** Begin Records for the exercise **

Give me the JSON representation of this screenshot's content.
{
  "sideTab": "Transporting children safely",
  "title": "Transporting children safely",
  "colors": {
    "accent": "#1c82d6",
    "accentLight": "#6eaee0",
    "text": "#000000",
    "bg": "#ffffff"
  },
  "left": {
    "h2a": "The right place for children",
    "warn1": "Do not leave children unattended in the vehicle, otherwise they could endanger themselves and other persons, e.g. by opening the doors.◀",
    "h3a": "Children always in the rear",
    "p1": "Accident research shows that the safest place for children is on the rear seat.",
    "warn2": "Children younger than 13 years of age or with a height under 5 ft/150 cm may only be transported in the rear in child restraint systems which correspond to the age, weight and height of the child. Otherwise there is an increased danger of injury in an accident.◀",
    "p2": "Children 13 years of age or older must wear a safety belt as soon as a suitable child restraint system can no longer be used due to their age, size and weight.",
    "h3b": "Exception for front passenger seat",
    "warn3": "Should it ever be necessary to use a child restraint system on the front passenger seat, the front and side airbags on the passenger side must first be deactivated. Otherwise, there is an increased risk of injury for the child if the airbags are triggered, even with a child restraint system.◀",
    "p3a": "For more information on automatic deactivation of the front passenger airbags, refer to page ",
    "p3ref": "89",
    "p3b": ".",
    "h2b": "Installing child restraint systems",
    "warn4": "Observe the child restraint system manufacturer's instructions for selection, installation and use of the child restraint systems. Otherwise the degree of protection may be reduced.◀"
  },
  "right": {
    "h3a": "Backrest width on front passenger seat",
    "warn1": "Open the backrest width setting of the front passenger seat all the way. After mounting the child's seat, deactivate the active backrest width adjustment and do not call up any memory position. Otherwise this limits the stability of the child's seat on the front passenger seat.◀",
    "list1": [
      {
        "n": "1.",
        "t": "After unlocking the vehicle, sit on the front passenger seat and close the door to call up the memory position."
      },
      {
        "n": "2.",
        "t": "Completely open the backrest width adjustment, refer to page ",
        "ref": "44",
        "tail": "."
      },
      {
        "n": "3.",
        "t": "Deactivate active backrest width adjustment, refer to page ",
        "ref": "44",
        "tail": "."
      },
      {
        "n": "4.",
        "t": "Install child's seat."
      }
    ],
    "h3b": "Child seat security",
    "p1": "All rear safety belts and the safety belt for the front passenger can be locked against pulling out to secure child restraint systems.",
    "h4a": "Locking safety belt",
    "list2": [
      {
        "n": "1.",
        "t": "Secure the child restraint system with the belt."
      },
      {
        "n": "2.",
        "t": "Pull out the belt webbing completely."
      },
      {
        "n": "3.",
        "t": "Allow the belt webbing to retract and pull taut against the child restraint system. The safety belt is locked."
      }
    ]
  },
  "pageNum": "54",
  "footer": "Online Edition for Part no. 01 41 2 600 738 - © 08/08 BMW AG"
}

** End Records for the exercise **

What you need to do: Find every line that has "vehicle" in it, then return those lines.

Result for this exercise:
    "warn1": "Do not leave children unattended in the vehicle, otherwise they could endanger themselves and other persons, e.g. by opening the doors.◀",
        "t": "After unlocking the vehicle, sit on the front passenger seat and close the door to call up the memory position."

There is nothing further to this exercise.